Task to carry out = Rewrite the listing from its first line through the line containing "post-thumbnail[interactable]: ▣ —", changing "localize" to "locate" and keeping everything else the same.

Records to process =
* Start *

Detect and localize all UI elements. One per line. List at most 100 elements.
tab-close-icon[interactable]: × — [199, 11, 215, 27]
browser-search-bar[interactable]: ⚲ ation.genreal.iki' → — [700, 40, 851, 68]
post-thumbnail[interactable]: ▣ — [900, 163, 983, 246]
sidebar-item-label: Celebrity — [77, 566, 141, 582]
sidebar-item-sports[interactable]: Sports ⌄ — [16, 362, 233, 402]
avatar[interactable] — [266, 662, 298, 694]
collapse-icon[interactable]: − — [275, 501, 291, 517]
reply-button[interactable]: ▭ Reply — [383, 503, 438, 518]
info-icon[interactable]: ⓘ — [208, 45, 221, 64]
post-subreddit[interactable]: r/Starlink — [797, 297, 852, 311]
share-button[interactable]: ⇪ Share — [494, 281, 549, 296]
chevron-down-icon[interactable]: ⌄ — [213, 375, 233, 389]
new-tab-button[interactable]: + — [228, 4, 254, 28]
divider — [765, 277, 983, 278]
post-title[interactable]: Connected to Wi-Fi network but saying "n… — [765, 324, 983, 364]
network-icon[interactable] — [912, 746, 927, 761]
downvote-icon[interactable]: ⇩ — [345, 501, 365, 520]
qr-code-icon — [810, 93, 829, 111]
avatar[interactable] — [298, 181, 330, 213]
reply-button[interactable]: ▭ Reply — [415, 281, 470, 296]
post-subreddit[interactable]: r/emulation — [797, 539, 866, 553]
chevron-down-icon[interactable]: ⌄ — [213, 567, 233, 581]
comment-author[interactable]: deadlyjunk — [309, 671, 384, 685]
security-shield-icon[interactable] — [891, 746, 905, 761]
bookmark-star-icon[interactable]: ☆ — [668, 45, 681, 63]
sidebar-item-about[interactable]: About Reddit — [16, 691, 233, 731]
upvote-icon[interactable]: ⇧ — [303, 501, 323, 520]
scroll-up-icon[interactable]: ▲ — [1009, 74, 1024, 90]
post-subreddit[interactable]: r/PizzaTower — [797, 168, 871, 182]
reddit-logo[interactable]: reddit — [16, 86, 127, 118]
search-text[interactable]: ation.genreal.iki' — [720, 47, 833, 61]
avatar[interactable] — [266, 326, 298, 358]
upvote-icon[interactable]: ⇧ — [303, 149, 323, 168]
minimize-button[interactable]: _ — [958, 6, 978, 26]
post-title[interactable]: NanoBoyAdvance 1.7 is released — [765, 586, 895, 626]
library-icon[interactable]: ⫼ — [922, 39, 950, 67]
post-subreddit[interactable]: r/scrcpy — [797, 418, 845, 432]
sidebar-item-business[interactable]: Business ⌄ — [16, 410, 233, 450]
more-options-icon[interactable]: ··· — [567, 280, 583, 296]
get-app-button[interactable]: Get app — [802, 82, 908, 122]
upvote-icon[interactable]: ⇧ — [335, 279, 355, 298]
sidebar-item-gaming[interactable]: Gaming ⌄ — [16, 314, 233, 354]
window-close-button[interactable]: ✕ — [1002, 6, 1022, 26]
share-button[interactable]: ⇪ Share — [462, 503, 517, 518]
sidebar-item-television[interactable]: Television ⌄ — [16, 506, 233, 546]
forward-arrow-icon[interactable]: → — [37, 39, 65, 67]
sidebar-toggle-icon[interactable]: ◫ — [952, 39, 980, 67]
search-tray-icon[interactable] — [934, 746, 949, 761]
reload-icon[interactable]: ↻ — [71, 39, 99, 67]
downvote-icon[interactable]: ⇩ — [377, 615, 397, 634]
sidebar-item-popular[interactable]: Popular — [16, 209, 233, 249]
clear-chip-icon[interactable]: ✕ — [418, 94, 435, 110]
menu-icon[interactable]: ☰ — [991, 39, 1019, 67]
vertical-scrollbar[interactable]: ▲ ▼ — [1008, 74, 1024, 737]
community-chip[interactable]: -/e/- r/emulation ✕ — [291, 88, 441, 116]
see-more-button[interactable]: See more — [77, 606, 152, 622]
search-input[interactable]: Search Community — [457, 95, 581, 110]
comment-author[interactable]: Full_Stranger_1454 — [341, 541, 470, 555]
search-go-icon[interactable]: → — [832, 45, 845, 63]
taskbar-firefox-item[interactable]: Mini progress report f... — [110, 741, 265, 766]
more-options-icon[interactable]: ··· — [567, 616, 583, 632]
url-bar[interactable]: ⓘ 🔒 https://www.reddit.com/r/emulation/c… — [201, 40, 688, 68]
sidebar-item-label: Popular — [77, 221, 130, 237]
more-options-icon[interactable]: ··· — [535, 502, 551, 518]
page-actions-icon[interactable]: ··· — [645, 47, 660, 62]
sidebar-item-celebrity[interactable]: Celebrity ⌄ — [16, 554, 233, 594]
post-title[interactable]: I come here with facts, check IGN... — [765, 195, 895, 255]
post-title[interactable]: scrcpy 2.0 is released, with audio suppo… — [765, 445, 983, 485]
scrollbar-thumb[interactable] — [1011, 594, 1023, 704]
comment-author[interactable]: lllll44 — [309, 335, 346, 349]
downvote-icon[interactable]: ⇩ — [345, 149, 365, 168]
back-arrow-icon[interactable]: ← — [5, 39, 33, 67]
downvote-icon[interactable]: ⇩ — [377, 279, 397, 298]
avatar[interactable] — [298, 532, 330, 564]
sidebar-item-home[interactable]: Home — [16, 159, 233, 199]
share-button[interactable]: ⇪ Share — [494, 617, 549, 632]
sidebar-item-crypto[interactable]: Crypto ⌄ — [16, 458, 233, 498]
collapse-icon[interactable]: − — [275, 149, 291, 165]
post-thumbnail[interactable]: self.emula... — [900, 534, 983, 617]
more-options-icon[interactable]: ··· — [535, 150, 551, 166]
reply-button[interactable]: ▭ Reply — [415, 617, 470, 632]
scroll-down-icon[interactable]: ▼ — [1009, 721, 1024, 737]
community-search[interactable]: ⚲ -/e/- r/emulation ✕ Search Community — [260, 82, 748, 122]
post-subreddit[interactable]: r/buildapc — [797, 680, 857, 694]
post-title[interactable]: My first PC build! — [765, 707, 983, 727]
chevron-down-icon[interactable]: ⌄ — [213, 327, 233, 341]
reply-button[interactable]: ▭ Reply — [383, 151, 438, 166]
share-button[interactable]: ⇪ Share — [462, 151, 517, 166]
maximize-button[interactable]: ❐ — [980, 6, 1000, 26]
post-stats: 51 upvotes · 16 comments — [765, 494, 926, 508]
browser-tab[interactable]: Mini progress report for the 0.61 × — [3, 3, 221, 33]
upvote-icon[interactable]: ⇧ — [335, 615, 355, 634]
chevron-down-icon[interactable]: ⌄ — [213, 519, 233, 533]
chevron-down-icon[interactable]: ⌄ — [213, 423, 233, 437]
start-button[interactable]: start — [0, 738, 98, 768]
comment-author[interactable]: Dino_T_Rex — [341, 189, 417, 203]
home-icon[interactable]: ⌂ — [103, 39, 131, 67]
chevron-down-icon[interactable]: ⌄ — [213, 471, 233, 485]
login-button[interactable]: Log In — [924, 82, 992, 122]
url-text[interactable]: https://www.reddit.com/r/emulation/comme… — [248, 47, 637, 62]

* End *

Answer to this exercise =
Detect and locate all UI elements. One per line. List at most 100 elements.
tab-close-icon[interactable]: × — [199, 11, 215, 27]
browser-search-bar[interactable]: ⚲ ation.genreal.iki' → — [700, 40, 851, 68]
post-thumbnail[interactable]: ▣ — [900, 163, 983, 246]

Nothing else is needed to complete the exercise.